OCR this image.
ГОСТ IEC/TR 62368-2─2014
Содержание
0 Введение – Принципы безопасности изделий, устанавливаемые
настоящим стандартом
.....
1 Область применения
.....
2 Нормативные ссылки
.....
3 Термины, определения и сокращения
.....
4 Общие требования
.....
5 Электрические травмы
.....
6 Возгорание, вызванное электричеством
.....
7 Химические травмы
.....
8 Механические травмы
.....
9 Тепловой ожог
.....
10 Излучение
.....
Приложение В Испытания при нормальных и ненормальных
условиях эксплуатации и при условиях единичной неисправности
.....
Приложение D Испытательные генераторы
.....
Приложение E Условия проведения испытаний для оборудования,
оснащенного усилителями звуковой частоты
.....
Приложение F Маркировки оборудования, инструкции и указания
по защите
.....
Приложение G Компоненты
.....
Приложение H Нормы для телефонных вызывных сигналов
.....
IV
::::::
* Written request *
Restate all of the entries above precisely.

* Exercise solution *
OCR this image.
ГОСТ IEC/TR 62368-2─2014
Содержание
0 Введение – Принципы безопасности изделий, устанавливаемые
настоящим стандартом
.....
1 Область применения
.....
2 Нормативные ссылки
.....
3 Термины, определения и сокращения
.....
4 Общие требования
.....
5 Электрические травмы
.....
6 Возгорание, вызванное электричеством
.....
7 Химические травмы
.....
8 Механические травмы
.....
9 Тепловой ожог
.....
10 Излучение
.....
Приложение В Испытания при нормальных и ненормальных
условиях эксплуатации и при условиях единичной неисправности
.....
Приложение D Испытательные генераторы
.....
Приложение E Условия проведения испытаний для оборудования,
оснащенного усилителями звуковой частоты
.....
Приложение F Маркировки оборудования, инструкции и указания
по защите
.....
Приложение G Компоненты
.....
Приложение H Нормы для телефонных вызывных сигналов
.....
IV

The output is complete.